[WRITTEN REQUEST] Report every line from the material that contains the word "instance".

* BEGIN AVAILABLE RECORDS *

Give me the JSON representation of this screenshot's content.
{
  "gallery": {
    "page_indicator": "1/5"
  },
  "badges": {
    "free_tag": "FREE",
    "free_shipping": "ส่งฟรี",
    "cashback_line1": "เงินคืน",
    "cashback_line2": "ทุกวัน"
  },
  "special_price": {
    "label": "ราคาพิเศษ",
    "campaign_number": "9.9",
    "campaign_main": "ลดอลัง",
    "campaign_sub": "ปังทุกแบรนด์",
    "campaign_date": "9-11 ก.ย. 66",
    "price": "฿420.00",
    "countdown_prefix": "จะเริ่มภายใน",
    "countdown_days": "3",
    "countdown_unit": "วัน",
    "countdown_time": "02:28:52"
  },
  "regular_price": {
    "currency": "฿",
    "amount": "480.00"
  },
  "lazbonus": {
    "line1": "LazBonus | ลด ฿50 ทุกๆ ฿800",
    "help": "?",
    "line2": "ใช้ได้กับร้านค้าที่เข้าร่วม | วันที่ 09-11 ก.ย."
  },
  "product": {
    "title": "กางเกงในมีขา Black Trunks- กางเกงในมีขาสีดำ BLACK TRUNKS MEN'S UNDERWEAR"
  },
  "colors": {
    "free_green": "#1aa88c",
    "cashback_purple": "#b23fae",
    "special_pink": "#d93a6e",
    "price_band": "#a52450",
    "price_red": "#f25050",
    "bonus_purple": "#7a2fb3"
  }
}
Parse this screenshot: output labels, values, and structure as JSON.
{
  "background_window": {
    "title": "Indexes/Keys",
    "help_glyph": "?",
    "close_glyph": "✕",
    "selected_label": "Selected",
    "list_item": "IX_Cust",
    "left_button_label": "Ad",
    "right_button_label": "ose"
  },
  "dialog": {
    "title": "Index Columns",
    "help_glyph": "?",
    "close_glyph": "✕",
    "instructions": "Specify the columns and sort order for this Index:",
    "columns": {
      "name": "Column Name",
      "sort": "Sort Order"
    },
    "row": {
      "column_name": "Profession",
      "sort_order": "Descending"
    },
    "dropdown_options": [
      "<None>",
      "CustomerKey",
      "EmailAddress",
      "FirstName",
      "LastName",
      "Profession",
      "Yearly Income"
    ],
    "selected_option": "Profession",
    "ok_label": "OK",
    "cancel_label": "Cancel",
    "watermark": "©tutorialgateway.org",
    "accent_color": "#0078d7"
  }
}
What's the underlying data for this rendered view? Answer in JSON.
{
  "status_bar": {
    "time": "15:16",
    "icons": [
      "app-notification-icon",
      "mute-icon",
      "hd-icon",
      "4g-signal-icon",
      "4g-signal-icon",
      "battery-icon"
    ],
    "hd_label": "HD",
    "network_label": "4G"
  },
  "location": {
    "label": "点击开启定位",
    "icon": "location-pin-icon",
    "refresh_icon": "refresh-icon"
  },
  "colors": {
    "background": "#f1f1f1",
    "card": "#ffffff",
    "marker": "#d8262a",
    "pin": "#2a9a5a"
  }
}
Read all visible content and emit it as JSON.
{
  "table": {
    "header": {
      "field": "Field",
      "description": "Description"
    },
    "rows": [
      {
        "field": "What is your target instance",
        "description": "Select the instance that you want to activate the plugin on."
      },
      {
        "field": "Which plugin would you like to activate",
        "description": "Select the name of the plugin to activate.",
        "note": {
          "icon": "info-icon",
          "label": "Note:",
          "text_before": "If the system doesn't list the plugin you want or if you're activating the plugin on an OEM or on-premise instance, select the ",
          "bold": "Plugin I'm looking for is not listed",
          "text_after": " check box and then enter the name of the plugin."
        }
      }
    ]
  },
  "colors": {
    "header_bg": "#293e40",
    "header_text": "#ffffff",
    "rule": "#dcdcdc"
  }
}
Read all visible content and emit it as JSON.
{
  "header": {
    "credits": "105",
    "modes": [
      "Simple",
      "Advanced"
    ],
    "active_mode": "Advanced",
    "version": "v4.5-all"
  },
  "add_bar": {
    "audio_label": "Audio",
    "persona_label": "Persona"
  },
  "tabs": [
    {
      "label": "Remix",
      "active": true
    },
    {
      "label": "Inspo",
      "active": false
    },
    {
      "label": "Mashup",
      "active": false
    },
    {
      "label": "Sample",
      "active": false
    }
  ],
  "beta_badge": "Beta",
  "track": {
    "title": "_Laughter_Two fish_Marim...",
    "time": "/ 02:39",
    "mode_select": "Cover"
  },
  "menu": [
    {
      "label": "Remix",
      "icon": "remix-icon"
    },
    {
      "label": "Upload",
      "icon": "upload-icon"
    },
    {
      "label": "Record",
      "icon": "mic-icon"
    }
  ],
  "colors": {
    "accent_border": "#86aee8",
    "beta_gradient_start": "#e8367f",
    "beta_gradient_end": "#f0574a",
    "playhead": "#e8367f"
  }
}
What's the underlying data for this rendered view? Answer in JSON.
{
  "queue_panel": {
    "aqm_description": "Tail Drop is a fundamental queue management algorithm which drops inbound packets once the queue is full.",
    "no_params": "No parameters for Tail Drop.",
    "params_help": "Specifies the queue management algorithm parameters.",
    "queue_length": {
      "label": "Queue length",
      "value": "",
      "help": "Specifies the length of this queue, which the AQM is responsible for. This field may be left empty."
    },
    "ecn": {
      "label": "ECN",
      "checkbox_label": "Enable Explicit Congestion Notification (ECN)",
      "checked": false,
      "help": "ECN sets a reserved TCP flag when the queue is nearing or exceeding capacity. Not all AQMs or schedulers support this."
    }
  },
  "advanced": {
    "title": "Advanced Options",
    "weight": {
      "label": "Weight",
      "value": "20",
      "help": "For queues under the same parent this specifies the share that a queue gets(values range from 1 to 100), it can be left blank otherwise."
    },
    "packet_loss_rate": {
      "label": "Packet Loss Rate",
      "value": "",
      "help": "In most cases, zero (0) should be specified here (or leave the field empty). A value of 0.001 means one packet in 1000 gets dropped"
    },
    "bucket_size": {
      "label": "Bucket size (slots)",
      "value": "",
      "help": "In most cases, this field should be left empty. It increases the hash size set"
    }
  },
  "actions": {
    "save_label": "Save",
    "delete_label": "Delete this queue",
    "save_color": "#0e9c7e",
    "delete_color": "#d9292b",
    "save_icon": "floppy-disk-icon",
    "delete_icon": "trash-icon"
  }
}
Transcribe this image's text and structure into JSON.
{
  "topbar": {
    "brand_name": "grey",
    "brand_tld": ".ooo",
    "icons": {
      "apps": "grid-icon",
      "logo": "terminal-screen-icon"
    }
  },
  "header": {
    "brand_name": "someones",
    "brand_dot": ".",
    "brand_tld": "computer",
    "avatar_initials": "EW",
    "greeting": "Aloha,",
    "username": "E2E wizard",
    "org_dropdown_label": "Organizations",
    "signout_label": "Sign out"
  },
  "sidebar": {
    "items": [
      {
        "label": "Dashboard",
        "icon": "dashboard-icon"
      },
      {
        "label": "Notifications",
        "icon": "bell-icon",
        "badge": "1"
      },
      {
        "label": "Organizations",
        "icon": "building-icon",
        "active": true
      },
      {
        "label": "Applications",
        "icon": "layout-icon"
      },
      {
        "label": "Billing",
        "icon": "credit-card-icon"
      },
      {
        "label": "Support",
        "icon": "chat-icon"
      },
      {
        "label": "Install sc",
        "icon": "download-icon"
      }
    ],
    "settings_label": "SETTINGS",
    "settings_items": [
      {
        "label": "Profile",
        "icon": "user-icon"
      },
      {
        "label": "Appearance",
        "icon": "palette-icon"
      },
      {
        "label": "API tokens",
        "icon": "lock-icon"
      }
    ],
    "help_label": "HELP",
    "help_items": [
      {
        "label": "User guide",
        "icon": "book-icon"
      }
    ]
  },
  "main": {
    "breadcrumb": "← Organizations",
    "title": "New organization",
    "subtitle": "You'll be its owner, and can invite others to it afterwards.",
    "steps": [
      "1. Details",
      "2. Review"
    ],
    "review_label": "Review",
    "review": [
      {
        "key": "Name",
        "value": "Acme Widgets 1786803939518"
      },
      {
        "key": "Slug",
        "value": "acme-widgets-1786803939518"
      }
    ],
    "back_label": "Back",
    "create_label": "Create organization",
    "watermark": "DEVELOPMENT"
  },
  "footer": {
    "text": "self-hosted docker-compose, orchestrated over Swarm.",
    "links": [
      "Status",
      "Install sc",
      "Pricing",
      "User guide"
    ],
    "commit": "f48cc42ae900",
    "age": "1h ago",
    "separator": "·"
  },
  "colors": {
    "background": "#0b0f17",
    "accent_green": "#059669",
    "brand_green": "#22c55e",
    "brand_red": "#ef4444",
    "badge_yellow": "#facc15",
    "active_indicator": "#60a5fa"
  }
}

* END AVAILABLE RECORDS *

[ANSWER FOR THIS EXERCISE]
        "field": "What is your target instance",
        "description": "Select the instance that you want to activate the plugin on."
          "text_before": "If the system doesn't list the plugin you want or if you're activating the plugin on an OEM or on-premise instance, select the ",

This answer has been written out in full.